Exercise: All the data should be repeated exactly. Any image in it is left out.

Dataset:
################

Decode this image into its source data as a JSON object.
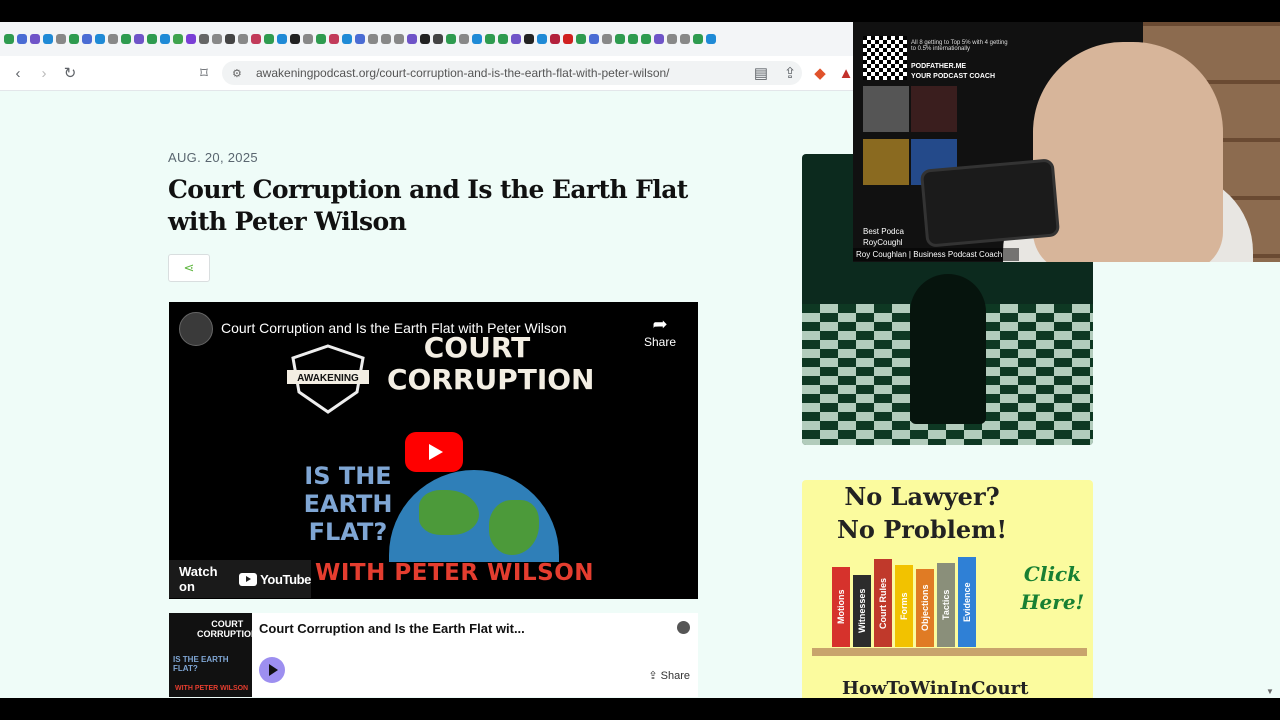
{
  "browser": {
    "url": "awakeningpodcast.org/court-corruption-and-is-the-earth-flat-with-peter-wilson/",
    "bookmark_colors": [
      "#2e9b4f",
      "#4a6cd4",
      "#6f54c8",
      "#1f8ad6",
      "#888",
      "#2e9b4f",
      "#4a6cd4",
      "#1f8ad6",
      "#888",
      "#2e9b4f",
      "#6f54c8",
      "#2e9b4f",
      "#1f8ad6",
      "#3fa34d",
      "#7b3fd6",
      "#666",
      "#888",
      "#444",
      "#888",
      "#c23b5a",
      "#2e9b4f",
      "#1f8ad6",
      "#222",
      "#888",
      "#2e9b4f",
      "#c23b5a",
      "#1f8ad6",
      "#4a6cd4",
      "#888",
      "#888",
      "#888",
      "#6f54c8",
      "#222",
      "#444",
      "#2e9b4f",
      "#888",
      "#1f8ad6",
      "#2e9b4f",
      "#2e9b4f",
      "#6f54c8",
      "#222",
      "#1f8ad6",
      "#b3213c",
      "#d02020",
      "#2e9b4f",
      "#4a6cd4",
      "#888",
      "#2e9b4f",
      "#2e9b4f",
      "#2e9b4f",
      "#6f54c8",
      "#888",
      "#888",
      "#2e9b4f",
      "#1f8ad6"
    ]
  },
  "article": {
    "date": "AUG. 20, 2025",
    "title": "Court Corruption and Is the Earth Flat with Peter Wilson"
  },
  "video": {
    "title": "Court Corruption and Is the Earth Flat with Peter Wilson",
    "share_label": "Share",
    "brand": "AWAKENING",
    "art_line1": "COURT",
    "art_line2": "CORRUPTION",
    "art_q": "IS THE EARTH FLAT?",
    "art_with": "WITH PETER WILSON",
    "watch_on": "Watch on",
    "youtube": "YouTube"
  },
  "spotify": {
    "title": "Court Corruption and Is the Earth Flat wit...",
    "share_label": "Share",
    "thumb_line1": "COURT CORRUPTION",
    "thumb_line2": "IS THE EARTH FLAT?",
    "thumb_line3": "WITH PETER WILSON"
  },
  "ad2": {
    "headline1": "No Lawyer?",
    "headline2": "No Problem!",
    "click": "Click Here!",
    "site": "HowToWinInCourt",
    "books": [
      {
        "label": "Motions",
        "color": "#d6322c"
      },
      {
        "label": "Witnesses",
        "color": "#2c2c2c"
      },
      {
        "label": "Court Rules",
        "color": "#c0392b"
      },
      {
        "label": "Forms",
        "color": "#f2c200"
      },
      {
        "label": "Objections",
        "color": "#e07b24"
      },
      {
        "label": "Tactics",
        "color": "#8a8f7a"
      },
      {
        "label": "Evidence",
        "color": "#2f80d6"
      }
    ]
  },
  "webcam": {
    "promo_text": "All 8 getting to Top 5% with 4 getting to 0.5% internationally",
    "brand1": "PODFATHER.ME",
    "brand2": "YOUR PODCAST COACH",
    "best": "Best Podca",
    "name_frag": "RoyCoughl",
    "caption": "Roy Coughlan | Business Podcast Coach"
  }
}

################

Final result:
Decode this image into its source data as a JSON object.
{
  "browser": {
    "url": "awakeningpodcast.org/court-corruption-and-is-the-earth-flat-with-peter-wilson/",
    "bookmark_colors": [
      "#2e9b4f",
      "#4a6cd4",
      "#6f54c8",
      "#1f8ad6",
      "#888",
      "#2e9b4f",
      "#4a6cd4",
      "#1f8ad6",
      "#888",
      "#2e9b4f",
      "#6f54c8",
      "#2e9b4f",
      "#1f8ad6",
      "#3fa34d",
      "#7b3fd6",
      "#666",
      "#888",
      "#444",
      "#888",
      "#c23b5a",
      "#2e9b4f",
      "#1f8ad6",
      "#222",
      "#888",
      "#2e9b4f",
      "#c23b5a",
      "#1f8ad6",
      "#4a6cd4",
      "#888",
      "#888",
      "#888",
      "#6f54c8",
      "#222",
      "#444",
      "#2e9b4f",
      "#888",
      "#1f8ad6",
      "#2e9b4f",
      "#2e9b4f",
      "#6f54c8",
      "#222",
      "#1f8ad6",
      "#b3213c",
      "#d02020",
      "#2e9b4f",
      "#4a6cd4",
      "#888",
      "#2e9b4f",
      "#2e9b4f",
      "#2e9b4f",
      "#6f54c8",
      "#888",
      "#888",
      "#2e9b4f",
      "#1f8ad6"
    ]
  },
  "article": {
    "date": "AUG. 20, 2025",
    "title": "Court Corruption and Is the Earth Flat with Peter Wilson"
  },
  "video": {
    "title": "Court Corruption and Is the Earth Flat with Peter Wilson",
    "share_label": "Share",
    "brand": "AWAKENING",
    "art_line1": "COURT",
    "art_line2": "CORRUPTION",
    "art_q": "IS THE EARTH FLAT?",
    "art_with": "WITH PETER WILSON",
    "watch_on": "Watch on",
    "youtube": "YouTube"
  },
  "spotify": {
    "title": "Court Corruption and Is the Earth Flat wit...",
    "share_label": "Share",
    "thumb_line1": "COURT CORRUPTION",
    "thumb_line2": "IS THE EARTH FLAT?",
    "thumb_line3": "WITH PETER WILSON"
  },
  "ad2": {
    "headline1": "No Lawyer?",
    "headline2": "No Problem!",
    "click": "Click Here!",
    "site": "HowToWinInCourt",
    "books": [
      {
        "label": "Motions",
        "color": "#d6322c"
      },
      {
        "label": "Witnesses",
        "color": "#2c2c2c"
      },
      {
        "label": "Court Rules",
        "color": "#c0392b"
      },
      {
        "label": "Forms",
        "color": "#f2c200"
      },
      {
        "label": "Objections",
        "color": "#e07b24"
      },
      {
        "label": "Tactics",
        "color": "#8a8f7a"
      },
      {
        "label": "Evidence",
        "color": "#2f80d6"
      }
    ]
  },
  "webcam": {
    "promo_text": "All 8 getting to Top 5% with 4 getting to 0.5% internationally",
    "brand1": "PODFATHER.ME",
    "brand2": "YOUR PODCAST COACH",
    "best": "Best Podca",
    "name_frag": "RoyCoughl",
    "caption": "Roy Coughlan | Business Podcast Coach"
  }
}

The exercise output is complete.